- ENTRIES PROVIDED:
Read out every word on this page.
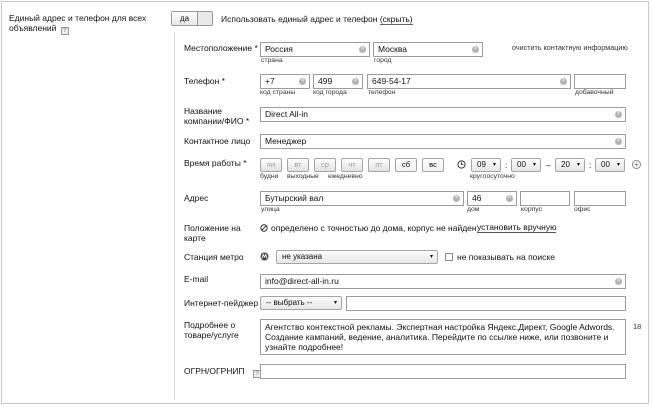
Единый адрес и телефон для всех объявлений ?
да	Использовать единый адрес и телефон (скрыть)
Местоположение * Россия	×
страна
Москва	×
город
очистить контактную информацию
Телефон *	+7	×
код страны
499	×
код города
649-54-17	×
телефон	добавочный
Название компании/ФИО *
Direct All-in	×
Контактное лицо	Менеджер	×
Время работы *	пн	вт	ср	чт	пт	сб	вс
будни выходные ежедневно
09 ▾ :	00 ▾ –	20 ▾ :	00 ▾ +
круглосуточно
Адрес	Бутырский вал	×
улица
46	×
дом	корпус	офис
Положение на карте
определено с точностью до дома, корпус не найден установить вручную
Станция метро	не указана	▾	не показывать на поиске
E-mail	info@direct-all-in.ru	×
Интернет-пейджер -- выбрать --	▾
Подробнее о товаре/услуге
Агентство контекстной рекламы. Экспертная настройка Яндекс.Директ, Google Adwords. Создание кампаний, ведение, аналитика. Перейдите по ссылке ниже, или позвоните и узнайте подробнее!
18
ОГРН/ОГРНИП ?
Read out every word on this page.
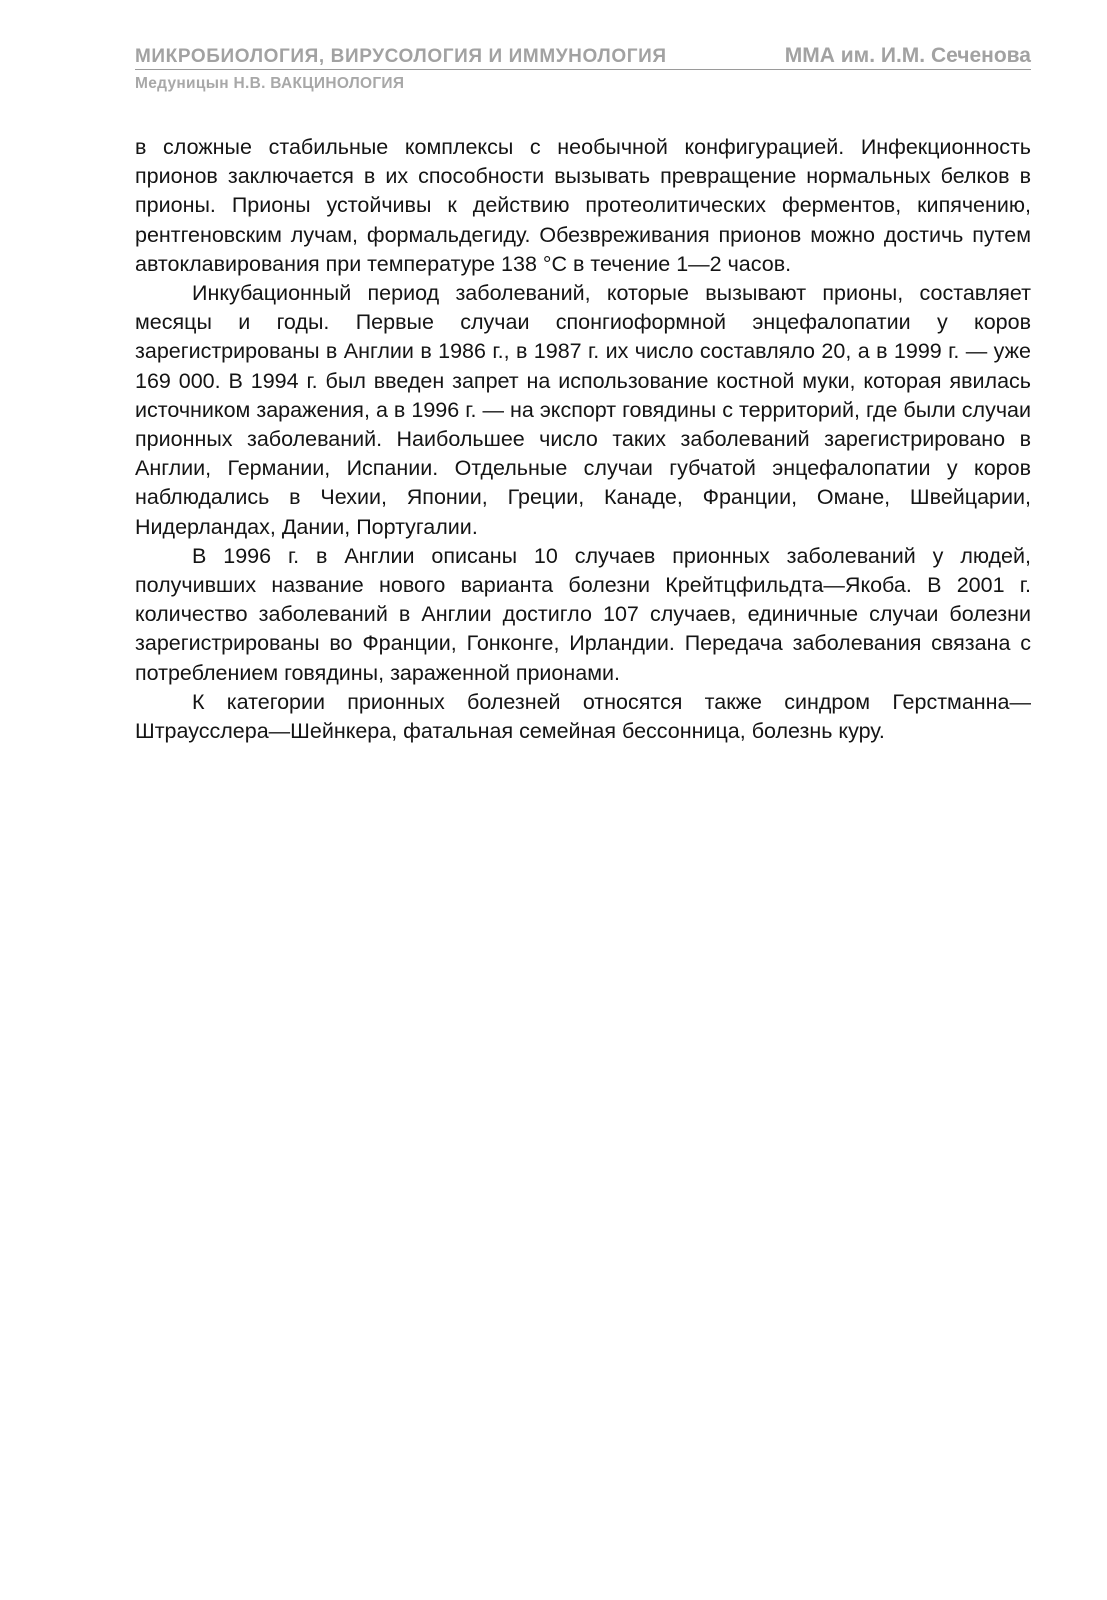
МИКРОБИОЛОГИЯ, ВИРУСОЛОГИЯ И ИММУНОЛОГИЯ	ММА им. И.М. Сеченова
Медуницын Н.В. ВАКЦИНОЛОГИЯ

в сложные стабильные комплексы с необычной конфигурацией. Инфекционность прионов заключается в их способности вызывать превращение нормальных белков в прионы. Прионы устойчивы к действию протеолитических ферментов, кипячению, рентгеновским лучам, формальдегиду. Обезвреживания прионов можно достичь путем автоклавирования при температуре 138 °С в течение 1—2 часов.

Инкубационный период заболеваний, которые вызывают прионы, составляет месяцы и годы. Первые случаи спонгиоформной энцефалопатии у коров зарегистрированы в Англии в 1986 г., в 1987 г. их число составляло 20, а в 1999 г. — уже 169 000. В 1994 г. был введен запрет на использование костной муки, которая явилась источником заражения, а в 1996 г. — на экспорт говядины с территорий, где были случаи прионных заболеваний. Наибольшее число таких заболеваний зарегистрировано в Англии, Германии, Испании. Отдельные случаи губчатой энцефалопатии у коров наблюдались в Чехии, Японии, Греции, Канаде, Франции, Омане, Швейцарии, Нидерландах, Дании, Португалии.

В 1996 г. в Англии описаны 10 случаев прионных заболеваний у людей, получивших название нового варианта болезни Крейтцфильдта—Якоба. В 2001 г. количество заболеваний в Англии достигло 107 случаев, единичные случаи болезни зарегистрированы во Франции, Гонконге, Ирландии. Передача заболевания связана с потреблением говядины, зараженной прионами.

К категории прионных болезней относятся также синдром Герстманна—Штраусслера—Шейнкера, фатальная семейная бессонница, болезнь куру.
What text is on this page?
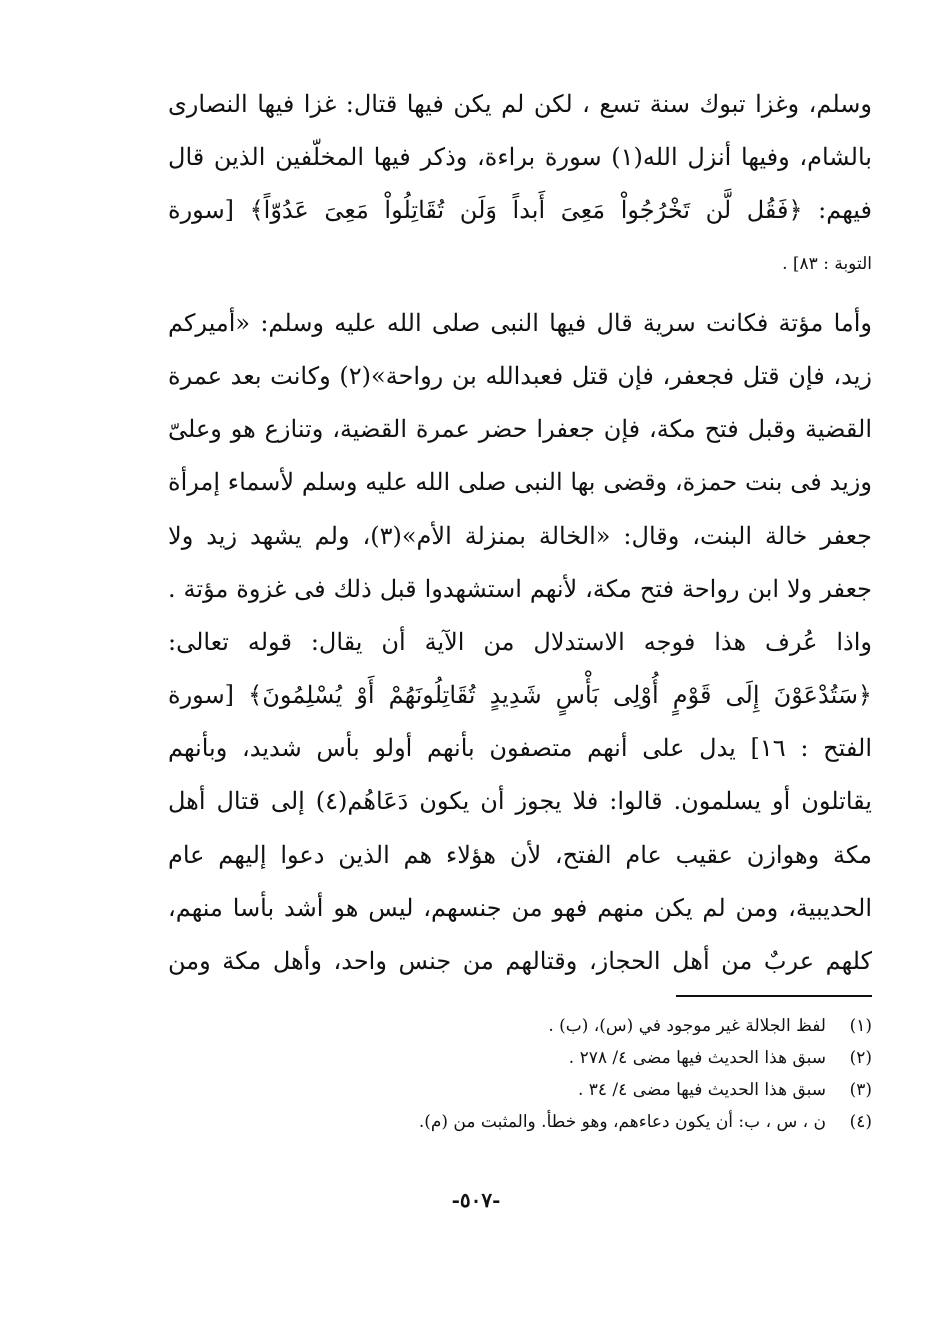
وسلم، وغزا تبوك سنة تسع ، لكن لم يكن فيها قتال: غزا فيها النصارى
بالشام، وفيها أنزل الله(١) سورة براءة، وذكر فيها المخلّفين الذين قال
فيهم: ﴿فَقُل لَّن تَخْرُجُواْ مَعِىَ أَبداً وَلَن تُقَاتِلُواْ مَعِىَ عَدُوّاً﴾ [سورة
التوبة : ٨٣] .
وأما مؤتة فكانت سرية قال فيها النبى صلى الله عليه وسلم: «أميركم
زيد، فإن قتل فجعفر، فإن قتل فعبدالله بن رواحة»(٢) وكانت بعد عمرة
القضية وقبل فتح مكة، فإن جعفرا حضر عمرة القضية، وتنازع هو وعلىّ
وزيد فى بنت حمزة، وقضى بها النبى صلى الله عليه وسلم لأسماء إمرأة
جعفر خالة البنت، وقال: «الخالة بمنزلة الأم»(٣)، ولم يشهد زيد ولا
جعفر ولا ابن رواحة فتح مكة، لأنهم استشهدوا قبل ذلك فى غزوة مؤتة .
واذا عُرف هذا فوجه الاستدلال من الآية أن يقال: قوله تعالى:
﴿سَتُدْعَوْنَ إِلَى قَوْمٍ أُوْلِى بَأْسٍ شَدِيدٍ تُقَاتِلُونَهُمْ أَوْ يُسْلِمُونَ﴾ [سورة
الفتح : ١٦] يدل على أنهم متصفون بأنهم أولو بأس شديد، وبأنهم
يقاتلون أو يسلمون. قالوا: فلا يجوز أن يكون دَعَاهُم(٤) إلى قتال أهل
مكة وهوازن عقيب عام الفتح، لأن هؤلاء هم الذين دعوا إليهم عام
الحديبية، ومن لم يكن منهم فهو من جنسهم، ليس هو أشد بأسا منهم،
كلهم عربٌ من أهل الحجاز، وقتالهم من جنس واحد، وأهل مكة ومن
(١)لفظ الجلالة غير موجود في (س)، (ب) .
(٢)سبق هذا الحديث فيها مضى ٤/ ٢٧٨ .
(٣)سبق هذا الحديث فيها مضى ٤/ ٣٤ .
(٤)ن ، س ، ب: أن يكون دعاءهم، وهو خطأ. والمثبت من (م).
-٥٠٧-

- EXERCISE INSTRUCTIONS: Exclude the pictures. Write out the remaining data exactly.

- COMPLETED TASK:
Read out every word on this page.
Единый адрес и телефон для всех объявлений ?
да	Использовать единый адрес и телефон (скрыть)
Местоположение * Россия	×
страна
Москва	×
город
очистить контактную информацию
Телефон *	+7	×
код страны
499	×
код города
649-54-17	×
телефон	добавочный
Название компании/ФИО *
Direct All-in	×
Контактное лицо	Менеджер	×
Время работы *	пн	вт	ср	чт	пт	сб	вс
будни выходные ежедневно
09 ▾ :	00 ▾ –	20 ▾ :	00 ▾ +
круглосуточно
Адрес	Бутырский вал	×
улица
46	×
дом	корпус	офис
Положение на карте
определено с точностью до дома, корпус не найден установить вручную
Станция метро	не указана	▾	не показывать на поиске
E-mail	info@direct-all-in.ru	×
Интернет-пейджер -- выбрать --	▾
Подробнее о товаре/услуге
Агентство контекстной рекламы. Экспертная настройка Яндекс.Директ, Google Adwords. Создание кампаний, ведение, аналитика. Перейдите по ссылке ниже, или позвоните и узнайте подробнее!
18
ОГРН/ОГРНИП ?
Read out every word on this page.
МИКРОБИОЛОГИЯ, ВИРУСОЛОГИЯ И ИММУНОЛОГИЯ	ММА им. И.М. Сеченова
Медуницын Н.В. ВАКЦИНОЛОГИЯ

в сложные стабильные комплексы с необычной конфигурацией. Инфекционность прионов заключается в их способности вызывать превращение нормальных белков в прионы. Прионы устойчивы к действию протеолитических ферментов, кипячению, рентгеновским лучам, формальдегиду. Обезвреживания прионов можно достичь путем автоклавирования при температуре 138 °С в течение 1—2 часов.

Инкубационный период заболеваний, которые вызывают прионы, составляет месяцы и годы. Первые случаи спонгиоформной энцефалопатии у коров зарегистрированы в Англии в 1986 г., в 1987 г. их число составляло 20, а в 1999 г. — уже 169 000. В 1994 г. был введен запрет на использование костной муки, которая явилась источником заражения, а в 1996 г. — на экспорт говядины с территорий, где были случаи прионных заболеваний. Наибольшее число таких заболеваний зарегистрировано в Англии, Германии, Испании. Отдельные случаи губчатой энцефалопатии у коров наблюдались в Чехии, Японии, Греции, Канаде, Франции, Омане, Швейцарии, Нидерландах, Дании, Португалии.

В 1996 г. в Англии описаны 10 случаев прионных заболеваний у людей, получивших название нового варианта болезни Крейтцфильдта—Якоба. В 2001 г. количество заболеваний в Англии достигло 107 случаев, единичные случаи болезни зарегистрированы во Франции, Гонконге, Ирландии. Передача заболевания связана с потреблением говядины, зараженной прионами.

К категории прионных болезней относятся также синдром Герстманна—Штраусслера—Шейнкера, фатальная семейная бессонница, болезнь куру.
What text is on this page?
وسلم، وغزا تبوك سنة تسع ، لكن لم يكن فيها قتال: غزا فيها النصارى
بالشام، وفيها أنزل الله(١) سورة براءة، وذكر فيها المخلّفين الذين قال
فيهم: ﴿فَقُل لَّن تَخْرُجُواْ مَعِىَ أَبداً وَلَن تُقَاتِلُواْ مَعِىَ عَدُوّاً﴾ [سورة
التوبة : ٨٣] .
وأما مؤتة فكانت سرية قال فيها النبى صلى الله عليه وسلم: «أميركم
زيد، فإن قتل فجعفر، فإن قتل فعبدالله بن رواحة»(٢) وكانت بعد عمرة
القضية وقبل فتح مكة، فإن جعفرا حضر عمرة القضية، وتنازع هو وعلىّ
وزيد فى بنت حمزة، وقضى بها النبى صلى الله عليه وسلم لأسماء إمرأة
جعفر خالة البنت، وقال: «الخالة بمنزلة الأم»(٣)، ولم يشهد زيد ولا
جعفر ولا ابن رواحة فتح مكة، لأنهم استشهدوا قبل ذلك فى غزوة مؤتة .
واذا عُرف هذا فوجه الاستدلال من الآية أن يقال: قوله تعالى:
﴿سَتُدْعَوْنَ إِلَى قَوْمٍ أُوْلِى بَأْسٍ شَدِيدٍ تُقَاتِلُونَهُمْ أَوْ يُسْلِمُونَ﴾ [سورة
الفتح : ١٦] يدل على أنهم متصفون بأنهم أولو بأس شديد، وبأنهم
يقاتلون أو يسلمون. قالوا: فلا يجوز أن يكون دَعَاهُم(٤) إلى قتال أهل
مكة وهوازن عقيب عام الفتح، لأن هؤلاء هم الذين دعوا إليهم عام
الحديبية، ومن لم يكن منهم فهو من جنسهم، ليس هو أشد بأسا منهم،
كلهم عربٌ من أهل الحجاز، وقتالهم من جنس واحد، وأهل مكة ومن
(١)لفظ الجلالة غير موجود في (س)، (ب) .
(٢)سبق هذا الحديث فيها مضى ٤/ ٢٧٨ .
(٣)سبق هذا الحديث فيها مضى ٤/ ٣٤ .
(٤)ن ، س ، ب: أن يكون دعاءهم، وهو خطأ. والمثبت من (م).
-٥٠٧-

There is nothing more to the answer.